Goal of the exercise =>
Leave out the pictures, then reproduce the rest of the material exactly.

Extracted entries =>
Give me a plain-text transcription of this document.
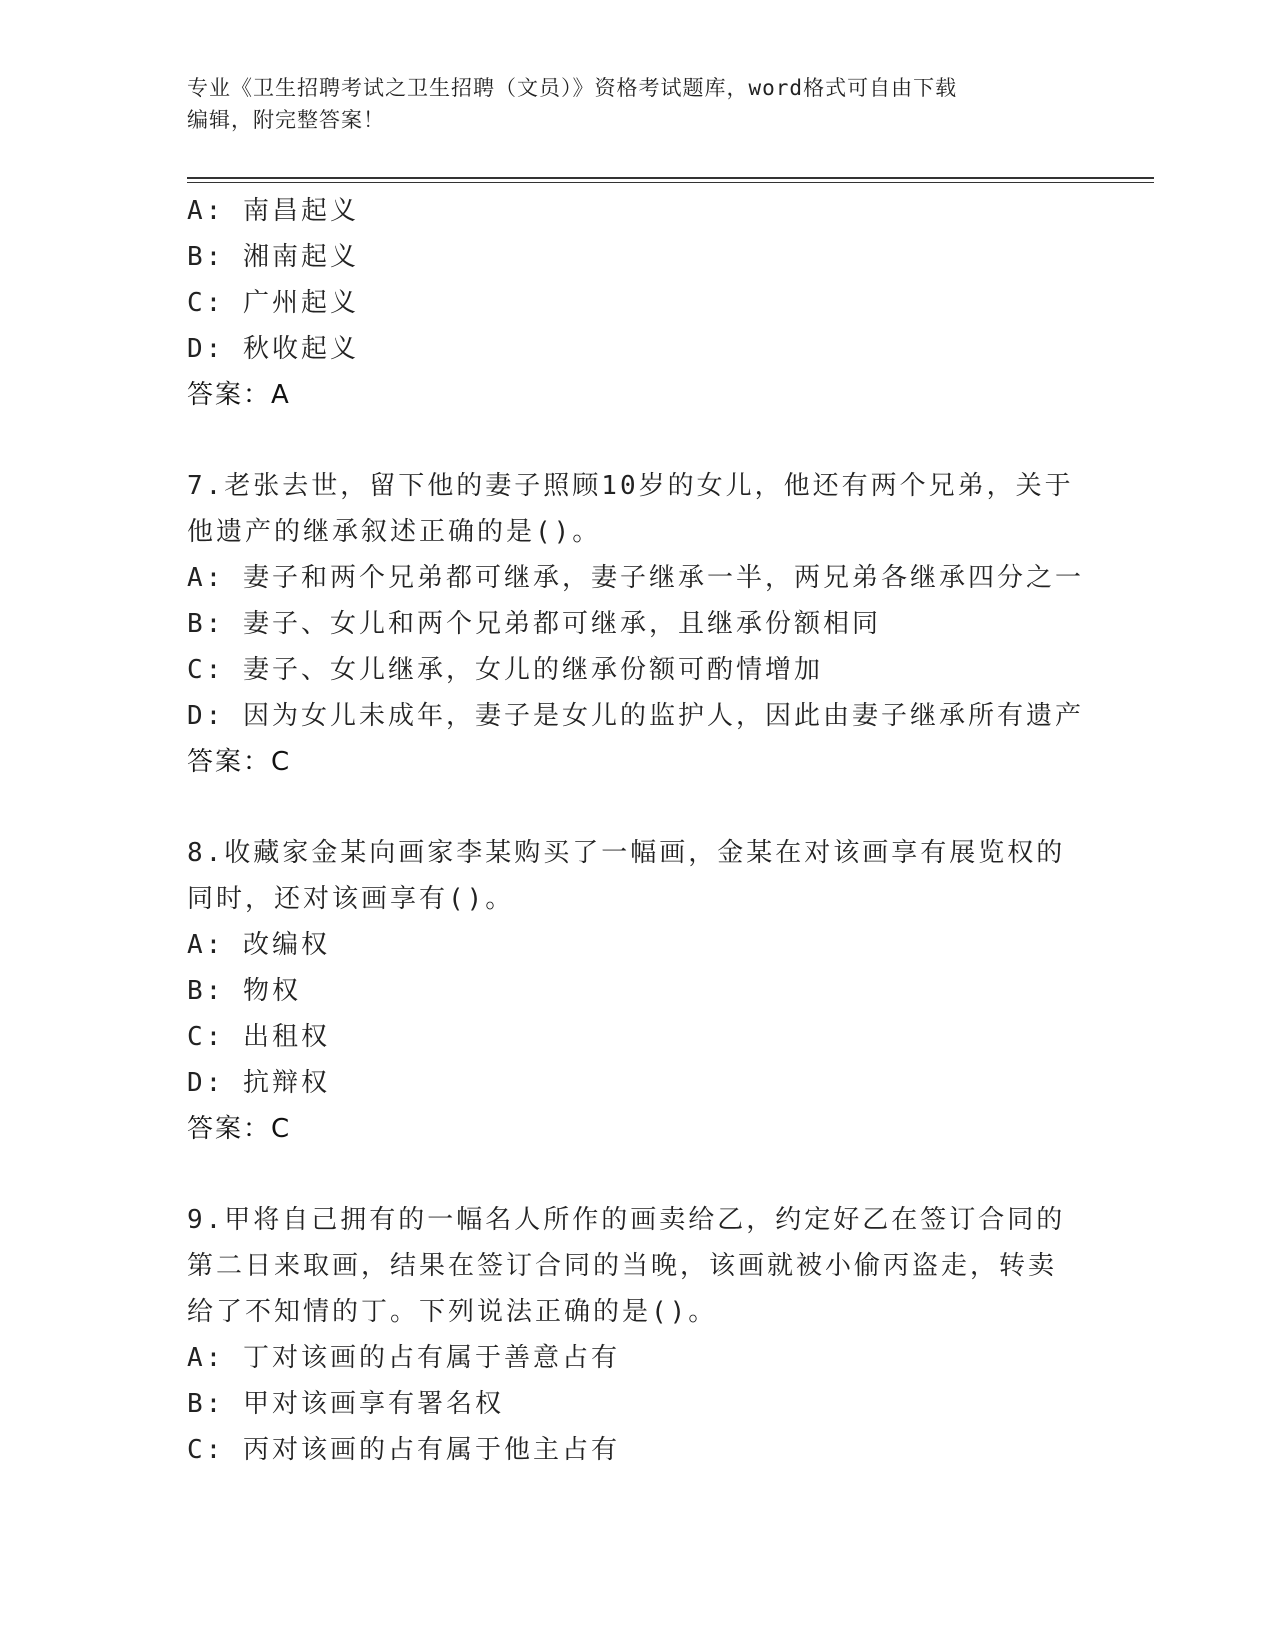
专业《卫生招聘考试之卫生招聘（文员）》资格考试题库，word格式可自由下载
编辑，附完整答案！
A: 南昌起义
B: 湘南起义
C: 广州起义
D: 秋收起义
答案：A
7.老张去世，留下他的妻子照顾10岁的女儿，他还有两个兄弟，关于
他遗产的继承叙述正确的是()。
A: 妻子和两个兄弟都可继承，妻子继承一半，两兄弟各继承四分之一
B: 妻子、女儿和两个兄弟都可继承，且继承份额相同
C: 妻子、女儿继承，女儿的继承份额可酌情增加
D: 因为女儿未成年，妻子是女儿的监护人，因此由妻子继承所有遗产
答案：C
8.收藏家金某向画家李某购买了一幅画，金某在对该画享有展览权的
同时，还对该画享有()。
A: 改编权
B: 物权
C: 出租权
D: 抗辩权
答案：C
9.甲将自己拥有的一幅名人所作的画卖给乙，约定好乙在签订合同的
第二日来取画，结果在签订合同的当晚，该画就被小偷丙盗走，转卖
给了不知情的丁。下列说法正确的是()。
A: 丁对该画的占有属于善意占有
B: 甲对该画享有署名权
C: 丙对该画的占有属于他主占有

Expected output =>
Give me a plain-text transcription of this document.
专业《卫生招聘考试之卫生招聘（文员）》资格考试题库，word格式可自由下载
编辑，附完整答案！
A: 南昌起义
B: 湘南起义
C: 广州起义
D: 秋收起义
答案：A
7.老张去世，留下他的妻子照顾10岁的女儿，他还有两个兄弟，关于
他遗产的继承叙述正确的是()。
A: 妻子和两个兄弟都可继承，妻子继承一半，两兄弟各继承四分之一
B: 妻子、女儿和两个兄弟都可继承，且继承份额相同
C: 妻子、女儿继承，女儿的继承份额可酌情增加
D: 因为女儿未成年，妻子是女儿的监护人，因此由妻子继承所有遗产
答案：C
8.收藏家金某向画家李某购买了一幅画，金某在对该画享有展览权的
同时，还对该画享有()。
A: 改编权
B: 物权
C: 出租权
D: 抗辩权
答案：C
9.甲将自己拥有的一幅名人所作的画卖给乙，约定好乙在签订合同的
第二日来取画，结果在签订合同的当晚，该画就被小偷丙盗走，转卖
给了不知情的丁。下列说法正确的是()。
A: 丁对该画的占有属于善意占有
B: 甲对该画享有署名权
C: 丙对该画的占有属于他主占有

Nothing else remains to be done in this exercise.